* [Stated task] Gather every line holding the string "Processing".

* [Material provided]
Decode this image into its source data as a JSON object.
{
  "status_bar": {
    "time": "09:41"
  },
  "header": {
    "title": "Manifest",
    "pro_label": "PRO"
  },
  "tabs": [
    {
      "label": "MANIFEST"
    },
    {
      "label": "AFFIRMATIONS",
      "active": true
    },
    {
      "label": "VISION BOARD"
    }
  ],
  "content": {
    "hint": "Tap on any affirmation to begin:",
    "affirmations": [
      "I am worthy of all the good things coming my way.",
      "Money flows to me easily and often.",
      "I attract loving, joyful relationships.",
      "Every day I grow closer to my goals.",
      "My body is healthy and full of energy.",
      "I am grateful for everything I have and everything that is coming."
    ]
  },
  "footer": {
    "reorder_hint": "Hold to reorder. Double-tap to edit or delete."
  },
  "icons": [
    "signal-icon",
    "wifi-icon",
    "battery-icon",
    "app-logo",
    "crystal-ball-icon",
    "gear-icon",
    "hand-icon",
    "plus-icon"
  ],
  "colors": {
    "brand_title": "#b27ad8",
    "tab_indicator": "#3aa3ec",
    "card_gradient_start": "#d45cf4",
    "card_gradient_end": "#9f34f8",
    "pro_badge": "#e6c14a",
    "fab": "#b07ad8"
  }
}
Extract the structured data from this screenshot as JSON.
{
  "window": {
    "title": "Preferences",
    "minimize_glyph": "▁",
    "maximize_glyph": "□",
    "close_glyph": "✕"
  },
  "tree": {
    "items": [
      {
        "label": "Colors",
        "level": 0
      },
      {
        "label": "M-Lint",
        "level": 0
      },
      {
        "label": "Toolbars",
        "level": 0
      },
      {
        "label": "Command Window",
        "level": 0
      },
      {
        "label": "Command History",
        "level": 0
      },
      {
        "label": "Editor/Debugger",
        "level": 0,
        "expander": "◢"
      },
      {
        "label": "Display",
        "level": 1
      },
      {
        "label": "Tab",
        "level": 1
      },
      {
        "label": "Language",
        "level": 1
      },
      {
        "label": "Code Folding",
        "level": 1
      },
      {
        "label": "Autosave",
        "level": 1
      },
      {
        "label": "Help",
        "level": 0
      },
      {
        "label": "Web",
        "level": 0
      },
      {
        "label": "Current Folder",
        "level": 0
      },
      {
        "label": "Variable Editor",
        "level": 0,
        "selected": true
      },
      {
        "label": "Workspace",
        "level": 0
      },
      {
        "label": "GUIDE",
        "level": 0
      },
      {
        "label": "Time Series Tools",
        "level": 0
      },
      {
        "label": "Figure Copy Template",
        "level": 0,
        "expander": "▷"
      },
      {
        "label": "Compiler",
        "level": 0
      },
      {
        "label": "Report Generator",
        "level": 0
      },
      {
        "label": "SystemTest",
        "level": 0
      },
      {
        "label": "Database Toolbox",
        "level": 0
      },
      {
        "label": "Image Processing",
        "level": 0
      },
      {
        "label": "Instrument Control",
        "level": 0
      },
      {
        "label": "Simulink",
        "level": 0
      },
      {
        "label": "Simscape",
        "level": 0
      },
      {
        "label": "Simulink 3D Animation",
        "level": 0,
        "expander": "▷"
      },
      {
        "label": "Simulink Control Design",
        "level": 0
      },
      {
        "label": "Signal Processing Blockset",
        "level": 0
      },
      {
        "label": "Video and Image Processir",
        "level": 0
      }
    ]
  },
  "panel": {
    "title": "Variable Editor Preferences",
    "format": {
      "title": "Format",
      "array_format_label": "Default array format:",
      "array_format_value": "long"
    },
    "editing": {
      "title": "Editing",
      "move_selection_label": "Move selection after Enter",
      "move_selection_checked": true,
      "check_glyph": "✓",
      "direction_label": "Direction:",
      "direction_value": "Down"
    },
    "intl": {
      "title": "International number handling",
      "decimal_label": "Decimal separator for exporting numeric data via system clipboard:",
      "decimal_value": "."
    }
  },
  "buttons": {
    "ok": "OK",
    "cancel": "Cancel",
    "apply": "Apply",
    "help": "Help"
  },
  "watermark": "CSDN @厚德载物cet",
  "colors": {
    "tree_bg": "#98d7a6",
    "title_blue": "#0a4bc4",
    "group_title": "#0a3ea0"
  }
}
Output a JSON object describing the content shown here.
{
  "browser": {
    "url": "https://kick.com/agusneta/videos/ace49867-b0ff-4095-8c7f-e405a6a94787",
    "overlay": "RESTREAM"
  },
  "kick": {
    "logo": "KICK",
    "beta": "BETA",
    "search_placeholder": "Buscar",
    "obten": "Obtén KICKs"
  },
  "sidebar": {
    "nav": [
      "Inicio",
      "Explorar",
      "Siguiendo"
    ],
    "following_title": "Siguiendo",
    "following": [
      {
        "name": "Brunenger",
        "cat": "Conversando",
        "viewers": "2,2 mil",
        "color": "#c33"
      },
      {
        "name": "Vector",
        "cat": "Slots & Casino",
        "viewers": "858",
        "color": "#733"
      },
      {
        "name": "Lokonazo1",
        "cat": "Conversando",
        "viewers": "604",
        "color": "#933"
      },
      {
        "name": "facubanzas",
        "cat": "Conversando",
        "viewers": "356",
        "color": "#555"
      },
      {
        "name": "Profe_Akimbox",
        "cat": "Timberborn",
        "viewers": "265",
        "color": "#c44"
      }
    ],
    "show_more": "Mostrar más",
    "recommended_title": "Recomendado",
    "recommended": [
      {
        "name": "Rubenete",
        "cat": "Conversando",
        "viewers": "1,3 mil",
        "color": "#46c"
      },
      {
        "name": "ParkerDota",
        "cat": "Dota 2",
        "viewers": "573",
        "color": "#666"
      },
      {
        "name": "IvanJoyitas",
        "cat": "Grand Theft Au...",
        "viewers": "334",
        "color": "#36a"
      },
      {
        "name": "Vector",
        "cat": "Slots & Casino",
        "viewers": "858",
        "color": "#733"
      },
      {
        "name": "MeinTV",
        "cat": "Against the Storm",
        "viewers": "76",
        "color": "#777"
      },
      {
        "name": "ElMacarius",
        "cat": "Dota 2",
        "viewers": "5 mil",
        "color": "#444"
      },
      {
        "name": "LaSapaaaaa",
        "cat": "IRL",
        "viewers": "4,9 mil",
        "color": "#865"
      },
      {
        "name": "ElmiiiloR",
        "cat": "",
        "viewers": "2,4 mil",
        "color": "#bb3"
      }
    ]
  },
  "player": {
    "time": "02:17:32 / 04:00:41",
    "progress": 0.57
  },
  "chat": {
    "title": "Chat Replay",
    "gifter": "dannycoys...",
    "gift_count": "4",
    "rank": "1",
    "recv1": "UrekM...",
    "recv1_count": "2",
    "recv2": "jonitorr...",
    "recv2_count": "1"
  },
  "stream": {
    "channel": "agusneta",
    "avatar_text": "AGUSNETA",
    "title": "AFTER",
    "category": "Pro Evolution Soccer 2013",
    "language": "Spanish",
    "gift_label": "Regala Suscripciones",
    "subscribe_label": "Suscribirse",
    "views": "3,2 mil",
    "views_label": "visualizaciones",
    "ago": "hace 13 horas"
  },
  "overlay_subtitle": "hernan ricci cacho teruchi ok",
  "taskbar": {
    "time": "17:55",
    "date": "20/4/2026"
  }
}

* [The response]
        "label": "Image Processing",
        "label": "Signal Processing Blockset",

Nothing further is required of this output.